**SELECTED EXCERPT**
::::

Coordinator 252 may further send a request to split the file directory (or slice of file directory) over which a given worker is performing the work item. Coordinator 252 may receive information from the given worker indicating whether the file directory is splittable or not. If the worker indicates that the file directory is splittable, the worker may provide information about at least a portion or slice of the file directory that may be split from the file directory and given to another worker to perform the work item over. Coordinator 252 may manage work items using, for example, processes described below in conjunction with FIGS. 5-8. Moreover, workers 280-281 may employ a treewalk process such as described below in conjunction with FIG. 9 to determine whether a file directory is splittable.

Non-Limiting Architecture for Workers

FIG. 3 shows one embodiment of various components discussed above. Architecture 300 of FIG. 3 may include many more or less components than those shown. The components shown, however, are sufficient to disclose an illustrative architecture for practicing various embodiments. Many of the components shown in FIG. 3 have been described above in conjunction with FIGS. 1-2.

::::

**GIVEN ENTRIES**
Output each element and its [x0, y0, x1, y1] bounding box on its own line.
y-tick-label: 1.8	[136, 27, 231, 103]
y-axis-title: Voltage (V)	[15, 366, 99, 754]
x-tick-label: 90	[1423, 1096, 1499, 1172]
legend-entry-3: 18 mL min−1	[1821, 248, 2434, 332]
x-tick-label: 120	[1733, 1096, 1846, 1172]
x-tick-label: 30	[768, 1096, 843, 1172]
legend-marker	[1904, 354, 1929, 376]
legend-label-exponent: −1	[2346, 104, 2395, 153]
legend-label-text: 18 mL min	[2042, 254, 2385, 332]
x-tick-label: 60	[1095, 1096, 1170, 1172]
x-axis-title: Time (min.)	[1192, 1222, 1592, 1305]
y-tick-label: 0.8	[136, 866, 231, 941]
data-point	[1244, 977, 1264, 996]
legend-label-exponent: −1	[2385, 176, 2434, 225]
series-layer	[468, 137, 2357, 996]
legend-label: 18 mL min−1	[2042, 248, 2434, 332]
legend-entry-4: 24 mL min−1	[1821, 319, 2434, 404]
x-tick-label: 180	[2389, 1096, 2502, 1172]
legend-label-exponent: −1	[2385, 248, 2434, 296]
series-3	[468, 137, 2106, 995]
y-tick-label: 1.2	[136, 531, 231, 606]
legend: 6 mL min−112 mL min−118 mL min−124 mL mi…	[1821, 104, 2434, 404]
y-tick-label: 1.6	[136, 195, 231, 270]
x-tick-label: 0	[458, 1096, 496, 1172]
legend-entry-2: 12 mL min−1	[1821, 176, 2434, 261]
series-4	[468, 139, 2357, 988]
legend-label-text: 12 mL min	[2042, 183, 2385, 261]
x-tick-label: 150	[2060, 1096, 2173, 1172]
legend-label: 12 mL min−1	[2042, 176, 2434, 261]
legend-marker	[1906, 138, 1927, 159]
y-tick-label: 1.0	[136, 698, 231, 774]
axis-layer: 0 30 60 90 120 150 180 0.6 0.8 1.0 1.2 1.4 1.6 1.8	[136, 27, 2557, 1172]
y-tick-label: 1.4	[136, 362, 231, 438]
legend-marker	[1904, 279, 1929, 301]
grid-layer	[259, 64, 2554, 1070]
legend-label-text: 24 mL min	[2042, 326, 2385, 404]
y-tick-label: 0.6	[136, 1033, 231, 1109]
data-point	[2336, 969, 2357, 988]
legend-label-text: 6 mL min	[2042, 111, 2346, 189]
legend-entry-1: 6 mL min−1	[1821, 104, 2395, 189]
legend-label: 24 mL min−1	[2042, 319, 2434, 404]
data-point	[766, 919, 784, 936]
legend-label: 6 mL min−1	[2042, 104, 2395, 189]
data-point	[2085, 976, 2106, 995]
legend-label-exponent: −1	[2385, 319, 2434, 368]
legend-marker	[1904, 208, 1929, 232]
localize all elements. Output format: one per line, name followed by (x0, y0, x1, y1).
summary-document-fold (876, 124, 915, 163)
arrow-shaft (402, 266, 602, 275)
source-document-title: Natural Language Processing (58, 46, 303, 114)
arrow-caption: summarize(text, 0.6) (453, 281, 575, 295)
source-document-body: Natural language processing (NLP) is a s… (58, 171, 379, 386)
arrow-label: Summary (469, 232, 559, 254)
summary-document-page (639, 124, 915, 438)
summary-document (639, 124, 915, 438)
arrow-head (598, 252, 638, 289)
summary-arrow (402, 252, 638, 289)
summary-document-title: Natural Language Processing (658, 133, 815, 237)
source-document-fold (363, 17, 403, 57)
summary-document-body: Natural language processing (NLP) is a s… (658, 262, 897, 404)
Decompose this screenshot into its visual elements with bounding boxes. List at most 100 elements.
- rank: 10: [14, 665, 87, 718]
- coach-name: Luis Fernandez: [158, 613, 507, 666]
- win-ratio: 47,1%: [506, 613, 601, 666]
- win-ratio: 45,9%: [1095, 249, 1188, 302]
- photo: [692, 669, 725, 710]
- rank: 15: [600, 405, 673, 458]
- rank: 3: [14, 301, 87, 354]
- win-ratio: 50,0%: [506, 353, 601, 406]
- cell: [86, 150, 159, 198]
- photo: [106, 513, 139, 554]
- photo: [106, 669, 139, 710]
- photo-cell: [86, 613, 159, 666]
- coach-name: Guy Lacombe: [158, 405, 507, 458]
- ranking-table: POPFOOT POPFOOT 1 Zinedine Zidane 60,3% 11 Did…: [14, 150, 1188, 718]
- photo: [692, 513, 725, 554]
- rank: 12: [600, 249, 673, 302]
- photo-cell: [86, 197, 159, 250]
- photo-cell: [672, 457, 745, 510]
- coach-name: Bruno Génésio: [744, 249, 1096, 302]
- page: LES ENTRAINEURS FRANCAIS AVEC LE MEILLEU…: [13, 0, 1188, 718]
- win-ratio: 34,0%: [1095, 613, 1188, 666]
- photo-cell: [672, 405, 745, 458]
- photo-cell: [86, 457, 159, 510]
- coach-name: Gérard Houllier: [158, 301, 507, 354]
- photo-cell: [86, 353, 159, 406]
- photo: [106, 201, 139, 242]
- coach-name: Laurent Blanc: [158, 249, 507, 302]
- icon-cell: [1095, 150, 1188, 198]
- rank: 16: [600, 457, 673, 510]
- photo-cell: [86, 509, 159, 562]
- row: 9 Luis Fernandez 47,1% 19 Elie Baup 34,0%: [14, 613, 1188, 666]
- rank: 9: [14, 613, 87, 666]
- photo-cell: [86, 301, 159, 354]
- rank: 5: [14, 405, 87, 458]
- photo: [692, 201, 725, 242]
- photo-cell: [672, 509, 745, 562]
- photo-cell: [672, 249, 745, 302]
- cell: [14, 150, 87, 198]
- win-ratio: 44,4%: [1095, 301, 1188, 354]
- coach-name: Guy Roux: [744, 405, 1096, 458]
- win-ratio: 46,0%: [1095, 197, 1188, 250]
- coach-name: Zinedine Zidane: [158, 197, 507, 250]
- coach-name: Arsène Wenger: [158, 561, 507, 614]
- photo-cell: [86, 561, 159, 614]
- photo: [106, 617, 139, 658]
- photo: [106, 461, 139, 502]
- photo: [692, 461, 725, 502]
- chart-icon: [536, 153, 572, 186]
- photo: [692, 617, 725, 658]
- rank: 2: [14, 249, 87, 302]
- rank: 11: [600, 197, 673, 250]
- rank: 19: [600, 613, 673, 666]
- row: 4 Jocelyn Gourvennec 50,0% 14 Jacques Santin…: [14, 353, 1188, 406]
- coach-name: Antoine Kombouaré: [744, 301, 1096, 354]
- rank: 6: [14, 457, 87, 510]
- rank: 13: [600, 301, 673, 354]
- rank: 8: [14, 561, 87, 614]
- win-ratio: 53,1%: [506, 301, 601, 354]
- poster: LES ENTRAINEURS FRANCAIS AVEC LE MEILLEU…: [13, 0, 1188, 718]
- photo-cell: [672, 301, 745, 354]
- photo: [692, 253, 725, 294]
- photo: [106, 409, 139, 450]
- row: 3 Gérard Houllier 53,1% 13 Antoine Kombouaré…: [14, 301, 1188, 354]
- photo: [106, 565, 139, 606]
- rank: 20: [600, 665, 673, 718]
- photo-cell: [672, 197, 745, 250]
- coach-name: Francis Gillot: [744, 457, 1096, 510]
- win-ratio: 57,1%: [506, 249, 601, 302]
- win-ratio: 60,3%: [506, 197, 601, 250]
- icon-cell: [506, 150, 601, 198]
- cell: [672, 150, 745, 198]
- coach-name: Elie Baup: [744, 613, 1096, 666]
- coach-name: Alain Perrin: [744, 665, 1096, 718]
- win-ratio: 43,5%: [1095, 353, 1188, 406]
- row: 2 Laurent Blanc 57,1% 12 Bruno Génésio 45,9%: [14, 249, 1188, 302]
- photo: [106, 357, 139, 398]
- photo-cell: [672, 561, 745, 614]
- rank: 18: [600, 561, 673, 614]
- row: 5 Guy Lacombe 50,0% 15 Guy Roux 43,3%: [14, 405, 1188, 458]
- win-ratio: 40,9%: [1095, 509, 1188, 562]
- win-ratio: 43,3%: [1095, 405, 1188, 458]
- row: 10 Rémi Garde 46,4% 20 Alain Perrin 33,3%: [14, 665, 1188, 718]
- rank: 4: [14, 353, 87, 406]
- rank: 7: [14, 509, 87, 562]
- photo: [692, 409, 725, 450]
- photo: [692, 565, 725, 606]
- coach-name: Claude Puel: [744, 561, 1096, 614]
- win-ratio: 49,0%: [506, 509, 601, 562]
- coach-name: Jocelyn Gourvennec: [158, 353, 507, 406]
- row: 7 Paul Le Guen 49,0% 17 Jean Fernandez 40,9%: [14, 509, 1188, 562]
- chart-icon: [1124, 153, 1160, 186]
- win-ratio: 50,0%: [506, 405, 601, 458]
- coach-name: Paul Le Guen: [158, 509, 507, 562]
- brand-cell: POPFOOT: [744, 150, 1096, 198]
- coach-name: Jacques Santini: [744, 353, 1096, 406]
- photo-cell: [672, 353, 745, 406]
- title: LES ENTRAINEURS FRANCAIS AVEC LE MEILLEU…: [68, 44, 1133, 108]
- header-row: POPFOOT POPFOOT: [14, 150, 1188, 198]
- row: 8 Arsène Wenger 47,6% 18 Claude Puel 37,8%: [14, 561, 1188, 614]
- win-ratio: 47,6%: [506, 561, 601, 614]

::::

**WHAT YOU NEED TO DO**
1. Answer the following from the excerpt on splitting file directories among workers.
(a) After coordinator 252 sends a split request, what does it receive from the given worker?
(b) What kind of process may workers 280-281 employ to determine whether a file directory is splittable?
(c) Many of the components shown in FIG. 3 have been described above in conjunction with which figures?
2. Write the passage that comes next in the excerpt on splitting file directories among workers, starting after its final sentence.

**ANSWERS TO THE EXERCISE**
1.
(a) Information indicating whether the file directory is splittable or not.
(b) A treewalk process, such as the one described in conjunction with FIG. 9.
(c) FIGS. 1-2.

2.
Thus, architecture 300 shows smart storage nodes 114-117, and filesystem 302. Workers and a coordinator, such as those described above, are distributed across one or more the smart storage nodes 114-117. For example, as illustrated, workers 311-312 are illustrated within smart storage node 114, worker 313 is within smart storage node 115, workers 314-415 are within smart storage node 116, and workers 316-317 are illustrated within smart storage node 117. Further, coordinator 320 is shown within smart storage node 115. It should be noted, however, that a given smart storage node may include more or less workers than illustrated. Further, a given smart storage node might include more or less workers than another smart storage node. Thus, the invention should not be limited to a particular organization of workers and coordinators, and other arrangements may also be employed. For example, when a worker fails, a replacement worker need not be started in a same smart storage node as that in which the worker failed.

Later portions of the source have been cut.